Begin DATA TO USE

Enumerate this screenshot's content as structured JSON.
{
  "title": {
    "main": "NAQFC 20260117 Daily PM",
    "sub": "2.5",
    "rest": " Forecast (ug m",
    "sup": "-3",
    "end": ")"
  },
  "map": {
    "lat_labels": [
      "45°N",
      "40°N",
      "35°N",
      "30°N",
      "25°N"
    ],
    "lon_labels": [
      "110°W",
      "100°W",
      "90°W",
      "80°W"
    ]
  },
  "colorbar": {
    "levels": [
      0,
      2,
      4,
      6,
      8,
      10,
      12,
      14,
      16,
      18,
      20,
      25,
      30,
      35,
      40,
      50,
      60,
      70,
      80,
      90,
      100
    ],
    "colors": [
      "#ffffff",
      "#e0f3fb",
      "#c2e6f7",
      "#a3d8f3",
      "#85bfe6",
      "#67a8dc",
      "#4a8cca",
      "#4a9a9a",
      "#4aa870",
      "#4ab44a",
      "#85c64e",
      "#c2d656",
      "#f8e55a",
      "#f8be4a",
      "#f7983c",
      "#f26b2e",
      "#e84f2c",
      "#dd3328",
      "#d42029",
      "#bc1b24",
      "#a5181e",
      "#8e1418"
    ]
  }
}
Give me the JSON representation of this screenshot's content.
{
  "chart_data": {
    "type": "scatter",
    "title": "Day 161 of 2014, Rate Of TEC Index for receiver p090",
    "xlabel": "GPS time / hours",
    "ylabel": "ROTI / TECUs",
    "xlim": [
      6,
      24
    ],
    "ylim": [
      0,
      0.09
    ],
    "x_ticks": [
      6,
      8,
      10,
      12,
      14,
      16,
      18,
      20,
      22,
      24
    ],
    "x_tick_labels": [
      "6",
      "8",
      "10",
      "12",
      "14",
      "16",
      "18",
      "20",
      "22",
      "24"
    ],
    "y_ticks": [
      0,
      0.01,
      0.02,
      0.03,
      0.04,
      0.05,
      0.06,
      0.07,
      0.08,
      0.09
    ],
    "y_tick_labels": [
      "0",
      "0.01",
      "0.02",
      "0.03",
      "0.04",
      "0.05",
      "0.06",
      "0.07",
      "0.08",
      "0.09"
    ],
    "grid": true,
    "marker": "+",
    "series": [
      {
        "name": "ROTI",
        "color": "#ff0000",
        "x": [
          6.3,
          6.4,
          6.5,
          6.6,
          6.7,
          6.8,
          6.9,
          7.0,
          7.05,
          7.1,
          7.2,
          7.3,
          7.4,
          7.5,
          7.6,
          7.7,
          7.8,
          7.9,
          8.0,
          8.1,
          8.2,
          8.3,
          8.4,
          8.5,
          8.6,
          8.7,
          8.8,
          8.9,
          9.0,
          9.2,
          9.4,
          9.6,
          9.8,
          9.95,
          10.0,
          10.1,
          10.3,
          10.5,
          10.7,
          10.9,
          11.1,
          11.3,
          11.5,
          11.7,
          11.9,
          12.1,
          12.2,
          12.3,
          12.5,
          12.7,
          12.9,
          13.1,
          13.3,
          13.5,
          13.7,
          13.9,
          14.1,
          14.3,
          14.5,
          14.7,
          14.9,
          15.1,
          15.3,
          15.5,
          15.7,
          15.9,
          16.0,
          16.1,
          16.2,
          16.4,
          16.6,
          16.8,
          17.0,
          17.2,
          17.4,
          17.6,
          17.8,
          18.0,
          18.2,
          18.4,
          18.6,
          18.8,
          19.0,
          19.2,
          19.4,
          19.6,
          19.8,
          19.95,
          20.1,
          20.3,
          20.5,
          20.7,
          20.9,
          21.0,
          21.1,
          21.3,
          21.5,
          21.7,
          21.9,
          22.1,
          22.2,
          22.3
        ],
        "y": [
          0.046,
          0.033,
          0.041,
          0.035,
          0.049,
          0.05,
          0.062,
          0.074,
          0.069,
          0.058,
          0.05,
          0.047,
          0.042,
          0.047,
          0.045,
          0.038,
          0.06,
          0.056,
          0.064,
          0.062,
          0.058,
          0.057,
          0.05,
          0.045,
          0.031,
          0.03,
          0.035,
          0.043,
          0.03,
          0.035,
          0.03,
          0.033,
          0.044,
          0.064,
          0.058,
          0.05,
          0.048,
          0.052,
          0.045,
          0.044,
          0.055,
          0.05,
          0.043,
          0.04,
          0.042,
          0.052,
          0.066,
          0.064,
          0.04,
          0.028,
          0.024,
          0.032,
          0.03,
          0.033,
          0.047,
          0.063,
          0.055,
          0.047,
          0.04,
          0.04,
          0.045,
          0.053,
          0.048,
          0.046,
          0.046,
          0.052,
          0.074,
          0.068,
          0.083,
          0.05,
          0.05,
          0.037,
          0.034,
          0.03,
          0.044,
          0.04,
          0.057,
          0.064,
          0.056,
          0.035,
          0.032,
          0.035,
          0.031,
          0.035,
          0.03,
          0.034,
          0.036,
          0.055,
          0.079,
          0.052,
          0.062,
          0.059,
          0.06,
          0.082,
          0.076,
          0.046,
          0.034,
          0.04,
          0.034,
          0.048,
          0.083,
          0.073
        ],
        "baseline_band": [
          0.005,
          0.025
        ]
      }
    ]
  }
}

End DATA TO USE

WORK TO DO:
Whenever "screenshot" turns up in a line, pick that line out.

EXERCISE SOLUTION:
Enumerate this screenshot's content as structured JSON.
Give me the JSON representation of this screenshot's content.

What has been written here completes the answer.